(Recorded data)
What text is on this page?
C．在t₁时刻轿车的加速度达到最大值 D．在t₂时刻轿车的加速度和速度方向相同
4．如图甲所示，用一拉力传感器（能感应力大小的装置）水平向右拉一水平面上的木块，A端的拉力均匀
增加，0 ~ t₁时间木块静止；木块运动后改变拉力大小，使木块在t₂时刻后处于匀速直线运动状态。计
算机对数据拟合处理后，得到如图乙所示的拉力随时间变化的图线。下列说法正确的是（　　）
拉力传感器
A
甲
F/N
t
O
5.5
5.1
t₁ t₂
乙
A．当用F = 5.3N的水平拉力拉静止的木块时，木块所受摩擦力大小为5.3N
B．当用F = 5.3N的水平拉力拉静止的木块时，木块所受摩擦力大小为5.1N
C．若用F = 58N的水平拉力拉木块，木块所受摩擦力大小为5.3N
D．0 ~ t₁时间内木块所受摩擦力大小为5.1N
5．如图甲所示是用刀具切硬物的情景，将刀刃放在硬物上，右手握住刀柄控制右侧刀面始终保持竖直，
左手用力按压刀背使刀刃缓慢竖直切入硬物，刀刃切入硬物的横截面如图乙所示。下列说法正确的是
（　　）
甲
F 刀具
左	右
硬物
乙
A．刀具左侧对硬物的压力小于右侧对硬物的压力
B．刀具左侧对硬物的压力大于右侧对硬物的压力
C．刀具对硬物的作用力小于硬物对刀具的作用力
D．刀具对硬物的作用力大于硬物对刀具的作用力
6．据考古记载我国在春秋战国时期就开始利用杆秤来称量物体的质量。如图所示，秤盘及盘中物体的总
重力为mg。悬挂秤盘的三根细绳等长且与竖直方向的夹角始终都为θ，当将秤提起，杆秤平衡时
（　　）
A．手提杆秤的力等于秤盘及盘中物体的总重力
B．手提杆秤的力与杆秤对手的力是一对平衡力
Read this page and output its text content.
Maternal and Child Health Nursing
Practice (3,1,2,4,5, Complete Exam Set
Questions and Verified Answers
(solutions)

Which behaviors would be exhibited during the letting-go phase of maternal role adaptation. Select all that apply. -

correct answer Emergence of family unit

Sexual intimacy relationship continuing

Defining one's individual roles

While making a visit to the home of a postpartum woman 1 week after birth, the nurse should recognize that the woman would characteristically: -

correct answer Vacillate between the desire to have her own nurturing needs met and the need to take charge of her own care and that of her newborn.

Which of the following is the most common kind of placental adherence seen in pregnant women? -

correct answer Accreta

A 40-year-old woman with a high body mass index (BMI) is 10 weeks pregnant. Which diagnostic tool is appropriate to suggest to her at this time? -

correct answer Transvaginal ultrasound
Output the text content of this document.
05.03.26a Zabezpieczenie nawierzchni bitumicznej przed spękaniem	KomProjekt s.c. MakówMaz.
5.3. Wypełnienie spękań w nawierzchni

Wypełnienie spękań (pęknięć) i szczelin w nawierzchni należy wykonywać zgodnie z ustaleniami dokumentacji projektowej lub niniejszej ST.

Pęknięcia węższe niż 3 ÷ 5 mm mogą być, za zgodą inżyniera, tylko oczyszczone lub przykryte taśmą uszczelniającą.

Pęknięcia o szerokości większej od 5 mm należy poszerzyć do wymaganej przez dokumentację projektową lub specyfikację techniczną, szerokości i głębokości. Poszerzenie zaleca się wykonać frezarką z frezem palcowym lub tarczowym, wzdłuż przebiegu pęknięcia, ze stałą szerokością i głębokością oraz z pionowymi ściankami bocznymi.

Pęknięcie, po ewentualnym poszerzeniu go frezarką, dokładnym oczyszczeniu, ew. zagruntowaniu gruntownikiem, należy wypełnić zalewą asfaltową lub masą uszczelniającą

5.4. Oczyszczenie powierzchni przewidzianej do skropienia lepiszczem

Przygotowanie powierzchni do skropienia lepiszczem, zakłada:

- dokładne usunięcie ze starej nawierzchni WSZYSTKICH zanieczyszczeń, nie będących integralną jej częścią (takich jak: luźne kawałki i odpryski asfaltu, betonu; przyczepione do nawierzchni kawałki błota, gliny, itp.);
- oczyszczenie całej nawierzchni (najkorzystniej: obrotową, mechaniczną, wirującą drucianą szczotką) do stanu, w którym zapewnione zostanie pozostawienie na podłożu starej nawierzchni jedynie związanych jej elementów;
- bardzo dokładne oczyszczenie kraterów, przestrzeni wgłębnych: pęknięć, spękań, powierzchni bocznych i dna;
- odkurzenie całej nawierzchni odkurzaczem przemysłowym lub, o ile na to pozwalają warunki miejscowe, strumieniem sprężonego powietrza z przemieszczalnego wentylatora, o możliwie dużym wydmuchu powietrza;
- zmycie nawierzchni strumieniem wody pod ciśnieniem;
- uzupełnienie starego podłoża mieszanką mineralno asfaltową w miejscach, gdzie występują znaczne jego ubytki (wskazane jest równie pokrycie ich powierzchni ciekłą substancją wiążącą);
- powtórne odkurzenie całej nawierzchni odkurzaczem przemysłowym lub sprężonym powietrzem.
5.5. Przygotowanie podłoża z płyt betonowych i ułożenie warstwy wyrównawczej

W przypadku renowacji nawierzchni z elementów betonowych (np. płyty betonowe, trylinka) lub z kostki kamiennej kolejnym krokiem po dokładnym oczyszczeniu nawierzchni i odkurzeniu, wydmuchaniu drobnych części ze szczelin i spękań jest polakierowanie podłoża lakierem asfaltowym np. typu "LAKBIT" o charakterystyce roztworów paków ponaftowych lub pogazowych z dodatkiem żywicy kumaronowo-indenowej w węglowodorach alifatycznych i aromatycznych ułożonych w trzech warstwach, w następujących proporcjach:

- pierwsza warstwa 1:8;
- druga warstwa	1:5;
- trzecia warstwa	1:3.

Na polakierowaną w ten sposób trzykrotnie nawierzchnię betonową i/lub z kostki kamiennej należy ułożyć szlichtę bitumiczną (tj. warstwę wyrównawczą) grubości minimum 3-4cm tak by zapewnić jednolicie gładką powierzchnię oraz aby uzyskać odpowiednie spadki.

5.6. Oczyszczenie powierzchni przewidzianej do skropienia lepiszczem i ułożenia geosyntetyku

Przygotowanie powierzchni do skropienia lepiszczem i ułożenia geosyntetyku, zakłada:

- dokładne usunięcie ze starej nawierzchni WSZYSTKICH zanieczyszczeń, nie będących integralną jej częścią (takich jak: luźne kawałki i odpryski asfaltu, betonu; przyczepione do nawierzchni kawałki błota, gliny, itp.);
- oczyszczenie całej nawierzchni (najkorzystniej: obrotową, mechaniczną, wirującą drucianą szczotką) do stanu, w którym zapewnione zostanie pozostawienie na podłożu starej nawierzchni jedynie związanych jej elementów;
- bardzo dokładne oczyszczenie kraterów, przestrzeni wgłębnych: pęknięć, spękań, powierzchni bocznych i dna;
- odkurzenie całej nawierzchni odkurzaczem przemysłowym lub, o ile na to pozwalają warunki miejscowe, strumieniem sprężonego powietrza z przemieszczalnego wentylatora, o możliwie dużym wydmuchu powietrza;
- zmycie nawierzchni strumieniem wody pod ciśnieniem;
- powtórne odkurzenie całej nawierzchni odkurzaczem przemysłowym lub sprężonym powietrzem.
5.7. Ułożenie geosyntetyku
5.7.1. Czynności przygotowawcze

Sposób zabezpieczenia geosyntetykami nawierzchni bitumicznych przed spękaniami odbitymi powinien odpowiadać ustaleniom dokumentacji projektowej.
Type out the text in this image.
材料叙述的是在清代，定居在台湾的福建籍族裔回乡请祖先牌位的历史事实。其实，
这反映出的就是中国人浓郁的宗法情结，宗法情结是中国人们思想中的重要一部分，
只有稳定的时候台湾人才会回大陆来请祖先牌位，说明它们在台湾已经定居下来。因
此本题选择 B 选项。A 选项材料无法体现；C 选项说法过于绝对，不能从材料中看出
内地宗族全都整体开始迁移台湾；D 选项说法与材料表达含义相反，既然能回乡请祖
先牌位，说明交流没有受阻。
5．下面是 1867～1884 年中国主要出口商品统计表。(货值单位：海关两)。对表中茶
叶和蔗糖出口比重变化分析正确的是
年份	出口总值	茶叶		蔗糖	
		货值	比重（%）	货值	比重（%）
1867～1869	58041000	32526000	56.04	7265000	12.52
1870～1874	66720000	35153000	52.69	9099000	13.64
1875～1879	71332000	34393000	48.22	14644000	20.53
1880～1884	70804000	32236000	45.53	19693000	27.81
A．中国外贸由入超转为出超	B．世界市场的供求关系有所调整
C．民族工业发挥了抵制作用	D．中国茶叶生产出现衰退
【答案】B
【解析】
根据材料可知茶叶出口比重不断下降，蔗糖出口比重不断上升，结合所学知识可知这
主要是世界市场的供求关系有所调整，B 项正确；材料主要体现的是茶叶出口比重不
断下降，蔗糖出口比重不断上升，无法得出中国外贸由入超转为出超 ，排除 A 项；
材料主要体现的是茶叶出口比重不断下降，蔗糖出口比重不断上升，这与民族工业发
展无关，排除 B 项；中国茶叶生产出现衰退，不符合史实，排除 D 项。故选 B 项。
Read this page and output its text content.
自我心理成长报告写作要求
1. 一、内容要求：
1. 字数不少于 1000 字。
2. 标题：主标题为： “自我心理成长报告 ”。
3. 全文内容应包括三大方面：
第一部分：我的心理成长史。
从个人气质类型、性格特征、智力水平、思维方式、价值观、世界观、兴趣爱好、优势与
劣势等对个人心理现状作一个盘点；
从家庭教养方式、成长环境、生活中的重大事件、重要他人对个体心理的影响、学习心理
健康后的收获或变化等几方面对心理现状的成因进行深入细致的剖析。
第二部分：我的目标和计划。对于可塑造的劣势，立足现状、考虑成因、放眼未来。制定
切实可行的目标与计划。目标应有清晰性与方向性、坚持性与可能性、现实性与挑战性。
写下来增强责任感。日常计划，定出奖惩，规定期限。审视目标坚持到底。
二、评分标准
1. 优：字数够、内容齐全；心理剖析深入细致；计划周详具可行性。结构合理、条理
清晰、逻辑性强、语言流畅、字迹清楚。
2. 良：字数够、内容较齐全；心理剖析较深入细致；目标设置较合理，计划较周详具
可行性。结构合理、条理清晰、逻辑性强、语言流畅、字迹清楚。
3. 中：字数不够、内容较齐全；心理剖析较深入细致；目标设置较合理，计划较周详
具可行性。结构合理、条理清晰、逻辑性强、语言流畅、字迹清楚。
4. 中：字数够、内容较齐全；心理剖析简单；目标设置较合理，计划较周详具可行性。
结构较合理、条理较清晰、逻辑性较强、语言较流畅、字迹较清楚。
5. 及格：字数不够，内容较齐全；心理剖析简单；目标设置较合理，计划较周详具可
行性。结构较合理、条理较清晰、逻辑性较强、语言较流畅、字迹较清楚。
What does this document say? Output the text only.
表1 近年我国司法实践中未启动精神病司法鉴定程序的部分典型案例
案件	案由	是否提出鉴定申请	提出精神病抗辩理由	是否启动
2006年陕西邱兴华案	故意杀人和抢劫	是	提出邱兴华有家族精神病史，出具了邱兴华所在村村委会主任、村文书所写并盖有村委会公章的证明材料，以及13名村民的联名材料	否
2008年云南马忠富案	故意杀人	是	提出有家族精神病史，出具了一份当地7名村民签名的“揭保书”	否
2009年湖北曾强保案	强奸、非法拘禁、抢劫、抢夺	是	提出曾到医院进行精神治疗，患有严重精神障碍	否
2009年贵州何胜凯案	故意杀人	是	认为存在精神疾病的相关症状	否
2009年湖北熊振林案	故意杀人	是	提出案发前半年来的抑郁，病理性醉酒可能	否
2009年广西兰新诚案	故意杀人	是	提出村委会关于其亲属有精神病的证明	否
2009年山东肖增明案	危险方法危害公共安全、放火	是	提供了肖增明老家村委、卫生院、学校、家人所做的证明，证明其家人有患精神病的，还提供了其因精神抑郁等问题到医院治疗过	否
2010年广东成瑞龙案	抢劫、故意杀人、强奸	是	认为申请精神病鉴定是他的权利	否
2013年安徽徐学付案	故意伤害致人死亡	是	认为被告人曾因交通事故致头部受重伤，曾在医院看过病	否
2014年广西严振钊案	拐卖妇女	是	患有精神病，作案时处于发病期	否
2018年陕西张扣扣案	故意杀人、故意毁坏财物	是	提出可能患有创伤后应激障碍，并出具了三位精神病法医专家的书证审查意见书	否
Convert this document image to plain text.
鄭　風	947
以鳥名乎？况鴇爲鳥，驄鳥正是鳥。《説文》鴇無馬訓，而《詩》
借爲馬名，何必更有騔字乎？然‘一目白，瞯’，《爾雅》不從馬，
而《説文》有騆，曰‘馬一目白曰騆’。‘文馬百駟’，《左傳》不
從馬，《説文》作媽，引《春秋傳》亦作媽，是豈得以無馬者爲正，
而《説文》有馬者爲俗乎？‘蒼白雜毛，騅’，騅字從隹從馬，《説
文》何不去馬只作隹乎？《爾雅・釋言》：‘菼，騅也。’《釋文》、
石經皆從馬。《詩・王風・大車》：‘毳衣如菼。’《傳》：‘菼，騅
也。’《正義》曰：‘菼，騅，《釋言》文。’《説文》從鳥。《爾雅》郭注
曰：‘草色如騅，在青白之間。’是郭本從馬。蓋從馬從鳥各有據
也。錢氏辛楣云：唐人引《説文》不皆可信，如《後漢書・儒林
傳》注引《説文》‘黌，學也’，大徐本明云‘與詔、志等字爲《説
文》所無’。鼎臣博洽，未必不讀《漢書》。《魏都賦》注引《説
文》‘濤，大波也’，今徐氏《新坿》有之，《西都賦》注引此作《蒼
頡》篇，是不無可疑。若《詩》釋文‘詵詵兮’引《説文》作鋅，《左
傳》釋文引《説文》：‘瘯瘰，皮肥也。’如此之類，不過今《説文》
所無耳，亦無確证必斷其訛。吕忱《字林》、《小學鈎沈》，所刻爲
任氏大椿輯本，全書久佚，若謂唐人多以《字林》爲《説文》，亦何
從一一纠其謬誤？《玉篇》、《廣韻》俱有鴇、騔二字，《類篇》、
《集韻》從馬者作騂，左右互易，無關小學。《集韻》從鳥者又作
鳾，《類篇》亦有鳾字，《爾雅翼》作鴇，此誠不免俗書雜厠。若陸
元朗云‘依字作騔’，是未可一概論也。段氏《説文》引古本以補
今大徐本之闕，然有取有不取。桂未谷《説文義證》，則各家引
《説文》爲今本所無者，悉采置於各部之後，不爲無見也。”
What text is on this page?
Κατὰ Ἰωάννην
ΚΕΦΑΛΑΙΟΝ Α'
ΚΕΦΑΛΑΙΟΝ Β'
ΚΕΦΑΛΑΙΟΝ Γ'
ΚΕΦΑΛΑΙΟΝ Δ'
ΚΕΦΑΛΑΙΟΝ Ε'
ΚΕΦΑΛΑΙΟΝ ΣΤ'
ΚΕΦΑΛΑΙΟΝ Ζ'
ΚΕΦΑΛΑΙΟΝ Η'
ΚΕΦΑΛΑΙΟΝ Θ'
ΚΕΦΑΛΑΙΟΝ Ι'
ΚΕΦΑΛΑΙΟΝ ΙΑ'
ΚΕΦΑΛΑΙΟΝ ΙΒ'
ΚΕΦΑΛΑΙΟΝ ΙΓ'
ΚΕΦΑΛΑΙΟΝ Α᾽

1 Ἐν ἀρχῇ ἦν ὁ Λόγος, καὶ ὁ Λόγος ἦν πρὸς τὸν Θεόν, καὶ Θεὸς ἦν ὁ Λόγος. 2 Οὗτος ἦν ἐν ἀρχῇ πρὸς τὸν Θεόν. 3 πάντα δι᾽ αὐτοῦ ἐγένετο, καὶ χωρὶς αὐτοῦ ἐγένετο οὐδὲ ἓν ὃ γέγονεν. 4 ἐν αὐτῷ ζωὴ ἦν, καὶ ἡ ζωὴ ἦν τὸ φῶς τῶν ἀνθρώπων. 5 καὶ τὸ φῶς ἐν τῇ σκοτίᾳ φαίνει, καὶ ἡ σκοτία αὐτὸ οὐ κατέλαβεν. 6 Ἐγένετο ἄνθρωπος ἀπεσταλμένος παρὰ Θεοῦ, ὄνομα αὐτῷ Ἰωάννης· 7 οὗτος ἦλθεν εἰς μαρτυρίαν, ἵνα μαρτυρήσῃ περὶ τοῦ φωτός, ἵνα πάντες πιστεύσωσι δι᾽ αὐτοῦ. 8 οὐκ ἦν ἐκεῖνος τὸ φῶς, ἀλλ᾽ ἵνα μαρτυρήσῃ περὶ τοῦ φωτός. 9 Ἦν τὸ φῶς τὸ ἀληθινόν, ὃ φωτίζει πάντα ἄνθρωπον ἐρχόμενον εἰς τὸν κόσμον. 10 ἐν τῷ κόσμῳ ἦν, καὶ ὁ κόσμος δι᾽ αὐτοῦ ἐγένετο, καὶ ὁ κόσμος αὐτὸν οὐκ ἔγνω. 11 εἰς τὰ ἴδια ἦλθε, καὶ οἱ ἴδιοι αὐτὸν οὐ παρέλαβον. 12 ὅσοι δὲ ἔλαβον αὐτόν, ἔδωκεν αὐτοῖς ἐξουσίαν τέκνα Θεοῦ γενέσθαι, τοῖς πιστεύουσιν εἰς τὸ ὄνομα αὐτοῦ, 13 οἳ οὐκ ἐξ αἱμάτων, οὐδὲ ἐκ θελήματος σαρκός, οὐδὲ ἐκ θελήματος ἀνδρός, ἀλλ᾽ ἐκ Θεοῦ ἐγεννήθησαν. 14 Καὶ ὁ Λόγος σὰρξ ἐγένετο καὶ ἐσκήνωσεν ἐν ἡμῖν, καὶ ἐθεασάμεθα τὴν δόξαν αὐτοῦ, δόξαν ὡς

### [Instructions for the task]
From the entries above, copy every line where the word "dokumentacji" shows up.

### [Task answer]
Wypełnienie spękań (pęknięć) i szczelin w nawierzchni należy wykonywać zgodnie z ustaleniami dokumentacji projektowej lub niniejszej ST.
Sposób zabezpieczenia geosyntetykami nawierzchni bitumicznych przed spękaniami odbitymi powinien odpowiadać ustaleniom dokumentacji projektowej.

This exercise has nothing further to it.